• **Records for the exercise**
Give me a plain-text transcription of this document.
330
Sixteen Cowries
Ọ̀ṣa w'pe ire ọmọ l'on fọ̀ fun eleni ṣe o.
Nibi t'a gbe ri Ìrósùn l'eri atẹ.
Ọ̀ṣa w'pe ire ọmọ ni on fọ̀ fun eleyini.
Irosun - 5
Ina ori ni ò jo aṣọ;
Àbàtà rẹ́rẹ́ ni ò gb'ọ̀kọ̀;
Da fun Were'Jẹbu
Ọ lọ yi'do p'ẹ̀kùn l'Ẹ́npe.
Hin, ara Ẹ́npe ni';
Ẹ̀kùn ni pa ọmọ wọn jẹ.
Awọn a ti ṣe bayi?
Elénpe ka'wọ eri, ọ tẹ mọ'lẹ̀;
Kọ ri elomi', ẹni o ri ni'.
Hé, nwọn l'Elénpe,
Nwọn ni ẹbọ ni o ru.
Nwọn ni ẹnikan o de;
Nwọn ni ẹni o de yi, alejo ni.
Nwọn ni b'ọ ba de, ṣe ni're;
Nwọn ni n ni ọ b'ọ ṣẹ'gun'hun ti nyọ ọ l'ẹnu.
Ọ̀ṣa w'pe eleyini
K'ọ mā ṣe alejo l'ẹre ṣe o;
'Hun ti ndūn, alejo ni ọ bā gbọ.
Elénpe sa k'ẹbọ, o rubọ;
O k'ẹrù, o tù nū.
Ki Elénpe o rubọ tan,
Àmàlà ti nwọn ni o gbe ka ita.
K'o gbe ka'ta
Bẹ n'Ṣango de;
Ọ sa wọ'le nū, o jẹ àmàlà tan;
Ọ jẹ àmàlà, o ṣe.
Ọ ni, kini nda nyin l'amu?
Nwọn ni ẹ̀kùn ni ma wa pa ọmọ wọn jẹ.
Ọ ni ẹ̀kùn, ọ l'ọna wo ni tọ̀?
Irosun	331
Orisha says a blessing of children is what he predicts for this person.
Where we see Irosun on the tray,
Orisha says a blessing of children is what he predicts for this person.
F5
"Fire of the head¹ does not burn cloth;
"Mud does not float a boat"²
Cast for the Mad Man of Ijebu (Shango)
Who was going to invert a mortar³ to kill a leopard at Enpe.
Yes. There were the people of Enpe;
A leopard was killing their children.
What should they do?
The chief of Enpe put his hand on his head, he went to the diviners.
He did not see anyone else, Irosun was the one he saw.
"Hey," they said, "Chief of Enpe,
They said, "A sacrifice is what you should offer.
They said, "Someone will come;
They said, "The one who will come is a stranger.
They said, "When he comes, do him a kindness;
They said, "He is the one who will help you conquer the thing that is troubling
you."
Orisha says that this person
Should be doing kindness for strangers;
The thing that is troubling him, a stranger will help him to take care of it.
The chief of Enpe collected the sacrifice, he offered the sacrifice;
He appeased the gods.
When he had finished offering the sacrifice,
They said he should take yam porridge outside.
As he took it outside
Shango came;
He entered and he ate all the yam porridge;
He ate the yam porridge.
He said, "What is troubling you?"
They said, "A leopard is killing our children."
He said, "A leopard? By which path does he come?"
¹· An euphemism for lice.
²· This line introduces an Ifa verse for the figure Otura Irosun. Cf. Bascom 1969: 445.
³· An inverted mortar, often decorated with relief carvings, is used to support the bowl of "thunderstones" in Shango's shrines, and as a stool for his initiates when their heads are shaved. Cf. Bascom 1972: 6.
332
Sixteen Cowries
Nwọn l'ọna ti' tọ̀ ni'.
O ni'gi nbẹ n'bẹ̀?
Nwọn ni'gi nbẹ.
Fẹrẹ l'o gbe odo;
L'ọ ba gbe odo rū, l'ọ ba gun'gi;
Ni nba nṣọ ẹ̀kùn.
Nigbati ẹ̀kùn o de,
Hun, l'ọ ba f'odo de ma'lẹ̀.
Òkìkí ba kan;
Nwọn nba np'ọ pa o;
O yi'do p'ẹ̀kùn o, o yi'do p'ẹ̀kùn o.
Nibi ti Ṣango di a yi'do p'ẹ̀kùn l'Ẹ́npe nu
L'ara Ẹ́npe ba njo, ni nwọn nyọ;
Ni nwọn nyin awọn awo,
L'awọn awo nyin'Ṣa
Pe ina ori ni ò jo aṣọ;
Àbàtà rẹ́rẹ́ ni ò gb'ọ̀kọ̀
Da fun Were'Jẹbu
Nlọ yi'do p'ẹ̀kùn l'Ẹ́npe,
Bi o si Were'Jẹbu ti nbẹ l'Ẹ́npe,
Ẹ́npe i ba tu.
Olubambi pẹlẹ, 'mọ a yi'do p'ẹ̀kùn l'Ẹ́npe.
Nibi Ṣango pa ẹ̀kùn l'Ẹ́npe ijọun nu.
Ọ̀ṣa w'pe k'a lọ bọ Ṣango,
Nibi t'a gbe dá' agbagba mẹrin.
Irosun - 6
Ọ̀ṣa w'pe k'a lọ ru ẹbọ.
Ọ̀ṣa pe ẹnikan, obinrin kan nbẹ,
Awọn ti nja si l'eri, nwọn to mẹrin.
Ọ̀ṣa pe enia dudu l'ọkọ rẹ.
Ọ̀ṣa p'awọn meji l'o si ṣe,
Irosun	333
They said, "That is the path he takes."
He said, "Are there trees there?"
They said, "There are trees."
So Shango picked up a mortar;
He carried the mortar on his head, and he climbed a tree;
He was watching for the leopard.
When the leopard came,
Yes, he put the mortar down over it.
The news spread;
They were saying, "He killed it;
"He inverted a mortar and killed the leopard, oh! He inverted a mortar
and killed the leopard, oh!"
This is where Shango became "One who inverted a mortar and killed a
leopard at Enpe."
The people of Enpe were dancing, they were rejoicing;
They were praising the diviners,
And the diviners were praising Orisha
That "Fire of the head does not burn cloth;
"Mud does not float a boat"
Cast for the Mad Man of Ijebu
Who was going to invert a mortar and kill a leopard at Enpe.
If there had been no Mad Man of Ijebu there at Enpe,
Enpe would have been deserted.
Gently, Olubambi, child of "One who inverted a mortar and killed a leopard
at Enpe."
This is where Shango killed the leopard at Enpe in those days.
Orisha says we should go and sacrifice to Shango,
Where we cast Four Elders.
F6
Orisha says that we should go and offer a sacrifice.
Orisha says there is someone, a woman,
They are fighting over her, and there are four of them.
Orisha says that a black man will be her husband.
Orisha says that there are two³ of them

• **Stated exercise**
Take the data above and return it exactly.

• **Finished answer**
Give me a plain-text transcription of this document.
330
Sixteen Cowries
Ọ̀ṣa w'pe ire ọmọ l'on fọ̀ fun eleni ṣe o.
Nibi t'a gbe ri Ìrósùn l'eri atẹ.
Ọ̀ṣa w'pe ire ọmọ ni on fọ̀ fun eleyini.
Irosun - 5
Ina ori ni ò jo aṣọ;
Àbàtà rẹ́rẹ́ ni ò gb'ọ̀kọ̀;
Da fun Were'Jẹbu
Ọ lọ yi'do p'ẹ̀kùn l'Ẹ́npe.
Hin, ara Ẹ́npe ni';
Ẹ̀kùn ni pa ọmọ wọn jẹ.
Awọn a ti ṣe bayi?
Elénpe ka'wọ eri, ọ tẹ mọ'lẹ̀;
Kọ ri elomi', ẹni o ri ni'.
Hé, nwọn l'Elénpe,
Nwọn ni ẹbọ ni o ru.
Nwọn ni ẹnikan o de;
Nwọn ni ẹni o de yi, alejo ni.
Nwọn ni b'ọ ba de, ṣe ni're;
Nwọn ni n ni ọ b'ọ ṣẹ'gun'hun ti nyọ ọ l'ẹnu.
Ọ̀ṣa w'pe eleyini
K'ọ mā ṣe alejo l'ẹre ṣe o;
'Hun ti ndūn, alejo ni ọ bā gbọ.
Elénpe sa k'ẹbọ, o rubọ;
O k'ẹrù, o tù nū.
Ki Elénpe o rubọ tan,
Àmàlà ti nwọn ni o gbe ka ita.
K'o gbe ka'ta
Bẹ n'Ṣango de;
Ọ sa wọ'le nū, o jẹ àmàlà tan;
Ọ jẹ àmàlà, o ṣe.
Ọ ni, kini nda nyin l'amu?
Nwọn ni ẹ̀kùn ni ma wa pa ọmọ wọn jẹ.
Ọ ni ẹ̀kùn, ọ l'ọna wo ni tọ̀?
Irosun	331
Orisha says a blessing of children is what he predicts for this person.
Where we see Irosun on the tray,
Orisha says a blessing of children is what he predicts for this person.
F5
"Fire of the head¹ does not burn cloth;
"Mud does not float a boat"²
Cast for the Mad Man of Ijebu (Shango)
Who was going to invert a mortar³ to kill a leopard at Enpe.
Yes. There were the people of Enpe;
A leopard was killing their children.
What should they do?
The chief of Enpe put his hand on his head, he went to the diviners.
He did not see anyone else, Irosun was the one he saw.
"Hey," they said, "Chief of Enpe,
They said, "A sacrifice is what you should offer.
They said, "Someone will come;
They said, "The one who will come is a stranger.
They said, "When he comes, do him a kindness;
They said, "He is the one who will help you conquer the thing that is troubling
you."
Orisha says that this person
Should be doing kindness for strangers;
The thing that is troubling him, a stranger will help him to take care of it.
The chief of Enpe collected the sacrifice, he offered the sacrifice;
He appeased the gods.
When he had finished offering the sacrifice,
They said he should take yam porridge outside.
As he took it outside
Shango came;
He entered and he ate all the yam porridge;
He ate the yam porridge.
He said, "What is troubling you?"
They said, "A leopard is killing our children."
He said, "A leopard? By which path does he come?"
¹· An euphemism for lice.
²· This line introduces an Ifa verse for the figure Otura Irosun. Cf. Bascom 1969: 445.
³· An inverted mortar, often decorated with relief carvings, is used to support the bowl of "thunderstones" in Shango's shrines, and as a stool for his initiates when their heads are shaved. Cf. Bascom 1972: 6.
332
Sixteen Cowries
Nwọn l'ọna ti' tọ̀ ni'.
O ni'gi nbẹ n'bẹ̀?
Nwọn ni'gi nbẹ.
Fẹrẹ l'o gbe odo;
L'ọ ba gbe odo rū, l'ọ ba gun'gi;
Ni nba nṣọ ẹ̀kùn.
Nigbati ẹ̀kùn o de,
Hun, l'ọ ba f'odo de ma'lẹ̀.
Òkìkí ba kan;
Nwọn nba np'ọ pa o;
O yi'do p'ẹ̀kùn o, o yi'do p'ẹ̀kùn o.
Nibi ti Ṣango di a yi'do p'ẹ̀kùn l'Ẹ́npe nu
L'ara Ẹ́npe ba njo, ni nwọn nyọ;
Ni nwọn nyin awọn awo,
L'awọn awo nyin'Ṣa
Pe ina ori ni ò jo aṣọ;
Àbàtà rẹ́rẹ́ ni ò gb'ọ̀kọ̀
Da fun Were'Jẹbu
Nlọ yi'do p'ẹ̀kùn l'Ẹ́npe,
Bi o si Were'Jẹbu ti nbẹ l'Ẹ́npe,
Ẹ́npe i ba tu.
Olubambi pẹlẹ, 'mọ a yi'do p'ẹ̀kùn l'Ẹ́npe.
Nibi Ṣango pa ẹ̀kùn l'Ẹ́npe ijọun nu.
Ọ̀ṣa w'pe k'a lọ bọ Ṣango,
Nibi t'a gbe dá' agbagba mẹrin.
Irosun - 6
Ọ̀ṣa w'pe k'a lọ ru ẹbọ.
Ọ̀ṣa pe ẹnikan, obinrin kan nbẹ,
Awọn ti nja si l'eri, nwọn to mẹrin.
Ọ̀ṣa pe enia dudu l'ọkọ rẹ.
Ọ̀ṣa p'awọn meji l'o si ṣe,
Irosun	333
They said, "That is the path he takes."
He said, "Are there trees there?"
They said, "There are trees."
So Shango picked up a mortar;
He carried the mortar on his head, and he climbed a tree;
He was watching for the leopard.
When the leopard came,
Yes, he put the mortar down over it.
The news spread;
They were saying, "He killed it;
"He inverted a mortar and killed the leopard, oh! He inverted a mortar
and killed the leopard, oh!"
This is where Shango became "One who inverted a mortar and killed a
leopard at Enpe."
The people of Enpe were dancing, they were rejoicing;
They were praising the diviners,
And the diviners were praising Orisha
That "Fire of the head does not burn cloth;
"Mud does not float a boat"
Cast for the Mad Man of Ijebu
Who was going to invert a mortar and kill a leopard at Enpe.
If there had been no Mad Man of Ijebu there at Enpe,
Enpe would have been deserted.
Gently, Olubambi, child of "One who inverted a mortar and killed a leopard
at Enpe."
This is where Shango killed the leopard at Enpe in those days.
Orisha says we should go and sacrifice to Shango,
Where we cast Four Elders.
F6
Orisha says that we should go and offer a sacrifice.
Orisha says there is someone, a woman,
They are fighting over her, and there are four of them.
Orisha says that a black man will be her husband.
Orisha says that there are two³ of them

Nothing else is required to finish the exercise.